▶ _PROMPT_
Your answer should hold every line of the records below that contains the string "name".

------ DATA

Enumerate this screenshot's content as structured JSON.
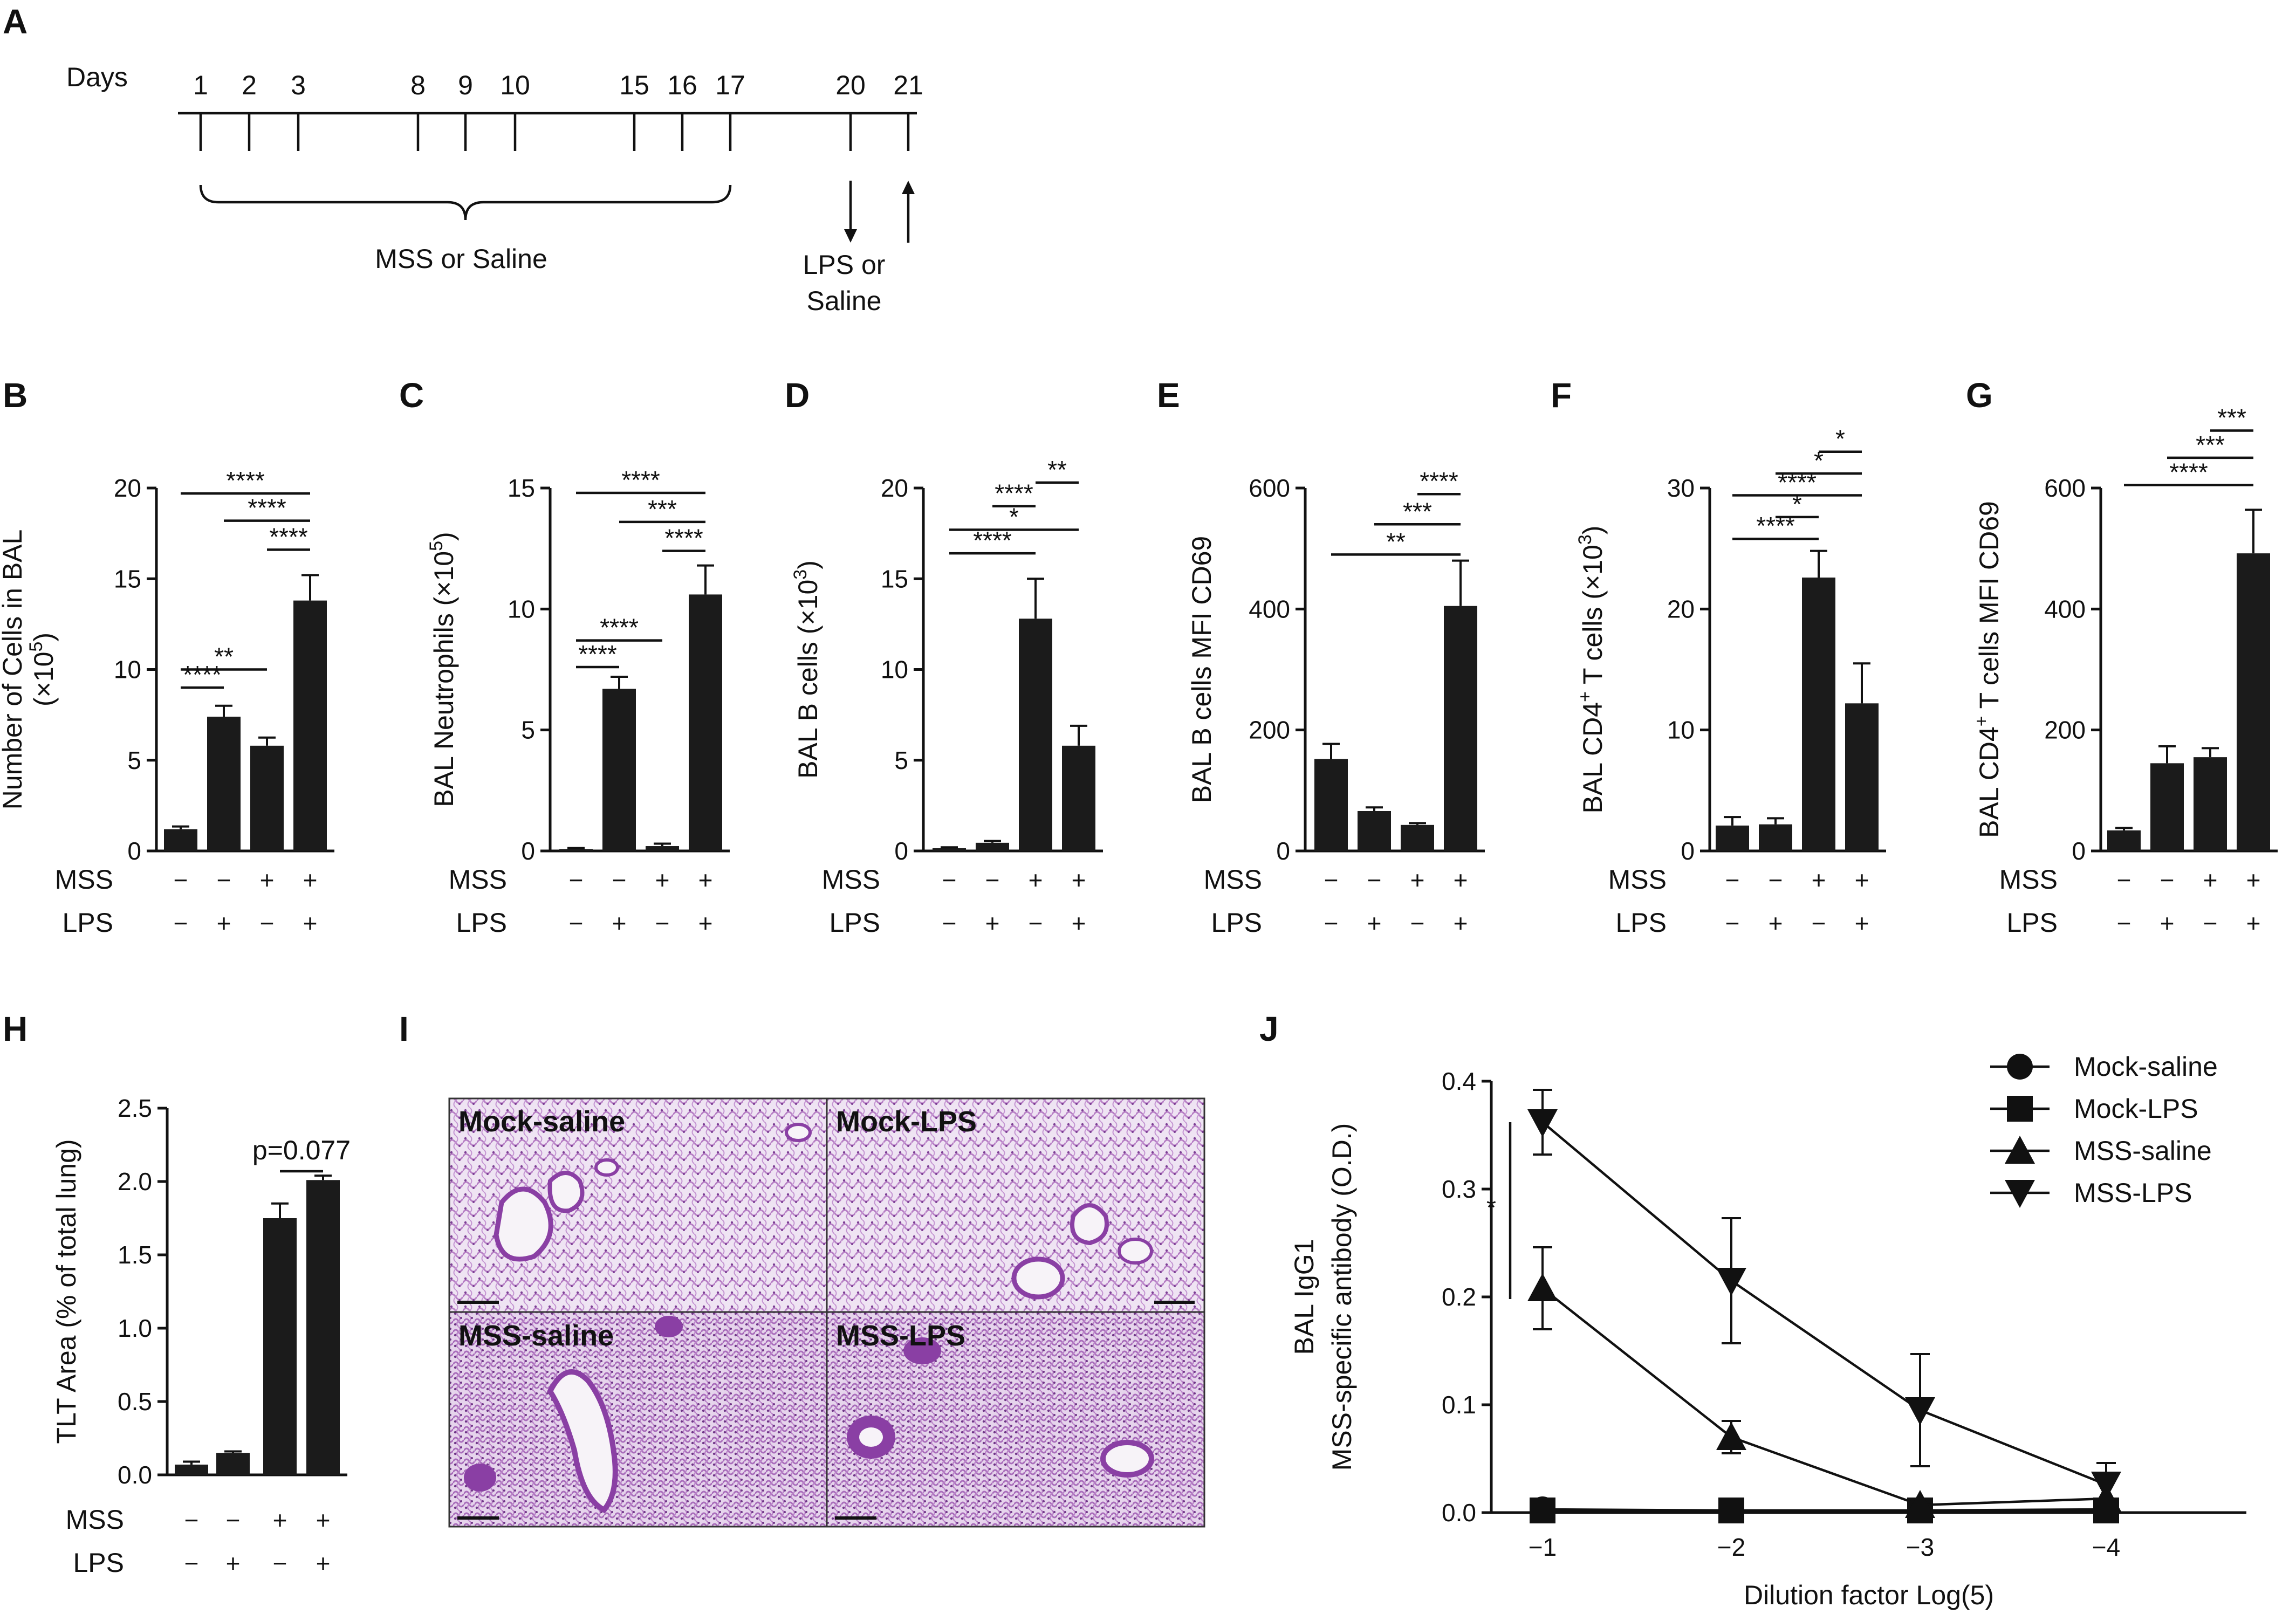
{
  "panels": {
    "A": {
      "letter": "A",
      "days_label": "Days",
      "days": [
        "1",
        "2",
        "3",
        "8",
        "9",
        "10",
        "15",
        "16",
        "17",
        "20",
        "21"
      ],
      "mss_label": "MSS or Saline",
      "lps_label_1": "LPS or",
      "lps_label_2": "Saline"
    },
    "H": {
      "letter": "H"
    },
    "I": {
      "letter": "I"
    },
    "J": {
      "letter": "J"
    }
  },
  "conditions": {
    "row1_label": "MSS",
    "row2_label": "LPS",
    "mss": [
      "−",
      "−",
      "+",
      "+"
    ],
    "lps": [
      "−",
      "+",
      "−",
      "+"
    ]
  },
  "histology": {
    "labels": [
      "Mock-saline",
      "Mock-LPS",
      "MSS-saline",
      "MSS-LPS"
    ],
    "tissue_color": "#b77fc5",
    "airway_color": "#8a3fa4"
  },
  "chart_data": [
    {
      "id": "B",
      "type": "bar",
      "letter": "B",
      "ylabel": "Number of Cells in BAL",
      "ylabel2": "(×10",
      "ysup": "5",
      "ylabel_tail": ")",
      "ylim": [
        0,
        20
      ],
      "ticks": [
        "0",
        "5",
        "10",
        "15",
        "20"
      ],
      "tick_values": [
        0,
        5,
        10,
        15,
        20
      ],
      "values": [
        1.2,
        7.4,
        5.8,
        13.8
      ],
      "errors": [
        0.15,
        0.6,
        0.45,
        1.4
      ],
      "significance": [
        {
          "a": 0,
          "b": 1,
          "y": 9.0,
          "label": "****"
        },
        {
          "a": 0,
          "b": 2,
          "y": 10.0,
          "label": "**"
        },
        {
          "a": 2,
          "b": 3,
          "y": 16.6,
          "label": "****"
        },
        {
          "a": 1,
          "b": 3,
          "y": 18.2,
          "label": "****"
        },
        {
          "a": 0,
          "b": 3,
          "y": 19.7,
          "label": "****"
        }
      ]
    },
    {
      "id": "C",
      "type": "bar",
      "letter": "C",
      "ylabel": "BAL Neutrophils (×10",
      "ysup": "5",
      "ylabel_tail": ")",
      "ylim": [
        0,
        15
      ],
      "ticks": [
        "0",
        "5",
        "10",
        "15"
      ],
      "tick_values": [
        0,
        5,
        10,
        15
      ],
      "values": [
        0.08,
        6.7,
        0.2,
        10.6
      ],
      "errors": [
        0.04,
        0.5,
        0.1,
        1.2
      ],
      "significance": [
        {
          "a": 0,
          "b": 1,
          "y": 7.6,
          "label": "****"
        },
        {
          "a": 0,
          "b": 2,
          "y": 8.7,
          "label": "****"
        },
        {
          "a": 2,
          "b": 3,
          "y": 12.4,
          "label": "****"
        },
        {
          "a": 1,
          "b": 3,
          "y": 13.6,
          "label": "***"
        },
        {
          "a": 0,
          "b": 3,
          "y": 14.8,
          "label": "****"
        }
      ]
    },
    {
      "id": "D",
      "type": "bar",
      "letter": "D",
      "ylabel": "BAL B cells (×10",
      "ysup": "3",
      "ylabel_tail": ")",
      "ylim": [
        0,
        20
      ],
      "ticks": [
        "0",
        "5",
        "10",
        "15",
        "20"
      ],
      "tick_values": [
        0,
        5,
        10,
        15,
        20
      ],
      "values": [
        0.15,
        0.45,
        12.8,
        5.8
      ],
      "errors": [
        0.05,
        0.1,
        2.2,
        1.1
      ],
      "significance": [
        {
          "a": 0,
          "b": 2,
          "y": 16.4,
          "label": "****"
        },
        {
          "a": 0,
          "b": 3,
          "y": 17.7,
          "label": "*"
        },
        {
          "a": 1,
          "b": 2,
          "y": 19.0,
          "label": "****"
        },
        {
          "a": 2,
          "b": 3,
          "y": 20.3,
          "label": "**"
        }
      ]
    },
    {
      "id": "E",
      "type": "bar",
      "letter": "E",
      "ylabel": "BAL B cells MFI CD69",
      "ylim": [
        0,
        600
      ],
      "ticks": [
        "0",
        "200",
        "400",
        "600"
      ],
      "tick_values": [
        0,
        200,
        400,
        600
      ],
      "values": [
        152,
        66,
        43,
        405
      ],
      "errors": [
        25,
        6,
        3,
        75
      ],
      "significance": [
        {
          "a": 0,
          "b": 3,
          "y": 490,
          "label": "**"
        },
        {
          "a": 1,
          "b": 3,
          "y": 540,
          "label": "***"
        },
        {
          "a": 2,
          "b": 3,
          "y": 590,
          "label": "****"
        }
      ]
    },
    {
      "id": "F",
      "type": "bar",
      "letter": "F",
      "ylabel": "BAL CD4",
      "ysup0": "+",
      "ylabel_mid": " T cells (×10",
      "ysup": "3",
      "ylabel_tail": ")",
      "ylim": [
        0,
        30
      ],
      "ticks": [
        "0",
        "10",
        "20",
        "30"
      ],
      "tick_values": [
        0,
        10,
        20,
        30
      ],
      "values": [
        2.1,
        2.2,
        22.6,
        12.2
      ],
      "errors": [
        0.7,
        0.5,
        2.2,
        3.3
      ],
      "significance": [
        {
          "a": 0,
          "b": 2,
          "y": 25.8,
          "label": "****"
        },
        {
          "a": 1,
          "b": 2,
          "y": 27.6,
          "label": "*"
        },
        {
          "a": 0,
          "b": 3,
          "y": 29.4,
          "label": "****"
        },
        {
          "a": 1,
          "b": 3,
          "y": 31.2,
          "label": "*"
        },
        {
          "a": 2,
          "b": 3,
          "y": 33.0,
          "label": "*"
        }
      ]
    },
    {
      "id": "G",
      "type": "bar",
      "letter": "G",
      "ylabel": "BAL CD4",
      "ysup0": "+",
      "ylabel_mid": " T cells MFI CD69",
      "ylim": [
        0,
        600
      ],
      "ticks": [
        "0",
        "200",
        "400",
        "600"
      ],
      "tick_values": [
        0,
        200,
        400,
        600
      ],
      "values": [
        34,
        145,
        155,
        492
      ],
      "errors": [
        4,
        28,
        15,
        72
      ],
      "significance": [
        {
          "a": 0,
          "b": 3,
          "y": 605,
          "label": "****"
        },
        {
          "a": 1,
          "b": 3,
          "y": 650,
          "label": "***"
        },
        {
          "a": 2,
          "b": 3,
          "y": 695,
          "label": "***"
        }
      ]
    },
    {
      "id": "H",
      "type": "bar",
      "letter": "H",
      "ylabel": "TLT Area (% of total lung)",
      "ylim": [
        0,
        2.5
      ],
      "ticks": [
        "0.0",
        "0.5",
        "1.0",
        "1.5",
        "2.0",
        "2.5"
      ],
      "tick_values": [
        0,
        0.5,
        1.0,
        1.5,
        2.0,
        2.5
      ],
      "values": [
        0.07,
        0.15,
        1.75,
        2.01
      ],
      "errors": [
        0.02,
        0.01,
        0.1,
        0.03
      ],
      "significance": [
        {
          "a": 2,
          "b": 3,
          "y": 2.07,
          "label": "p=0.077"
        }
      ]
    },
    {
      "id": "J",
      "type": "line",
      "letter": "J",
      "ylabel": "BAL IgG1",
      "ylabel2": "MSS-specific antibody (O.D.)",
      "xlabel": "Dilution factor Log(5)",
      "x": [
        -1,
        -2,
        -3,
        -4
      ],
      "x_ticks": [
        "−1",
        "−2",
        "−3",
        "−4"
      ],
      "ylim": [
        0,
        0.4
      ],
      "y_ticks": [
        "0.0",
        "0.1",
        "0.2",
        "0.3",
        "0.4"
      ],
      "y_tick_values": [
        0,
        0.1,
        0.2,
        0.3,
        0.4
      ],
      "series": [
        {
          "name": "Mock-saline",
          "marker": "circle",
          "values": [
            0.003,
            0.002,
            0.002,
            0.003
          ],
          "errors": [
            0.001,
            0.001,
            0.001,
            0.001
          ]
        },
        {
          "name": "Mock-LPS",
          "marker": "square",
          "values": [
            0.002,
            0.002,
            0.002,
            0.002
          ],
          "errors": [
            0.001,
            0.001,
            0.001,
            0.001
          ]
        },
        {
          "name": "MSS-saline",
          "marker": "triangle-up",
          "values": [
            0.208,
            0.07,
            0.007,
            0.013
          ],
          "errors": [
            0.038,
            0.015,
            0.003,
            0.004
          ]
        },
        {
          "name": "MSS-LPS",
          "marker": "triangle-down",
          "values": [
            0.362,
            0.215,
            0.095,
            0.026
          ],
          "errors": [
            0.03,
            0.058,
            0.052,
            0.02
          ]
        }
      ],
      "annotation": "*"
    }
  ]
}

------------

▶ _RESPONSE BELOW_
          "name": "Mock-saline",
          "name": "Mock-LPS",
          "name": "MSS-saline",
          "name": "MSS-LPS",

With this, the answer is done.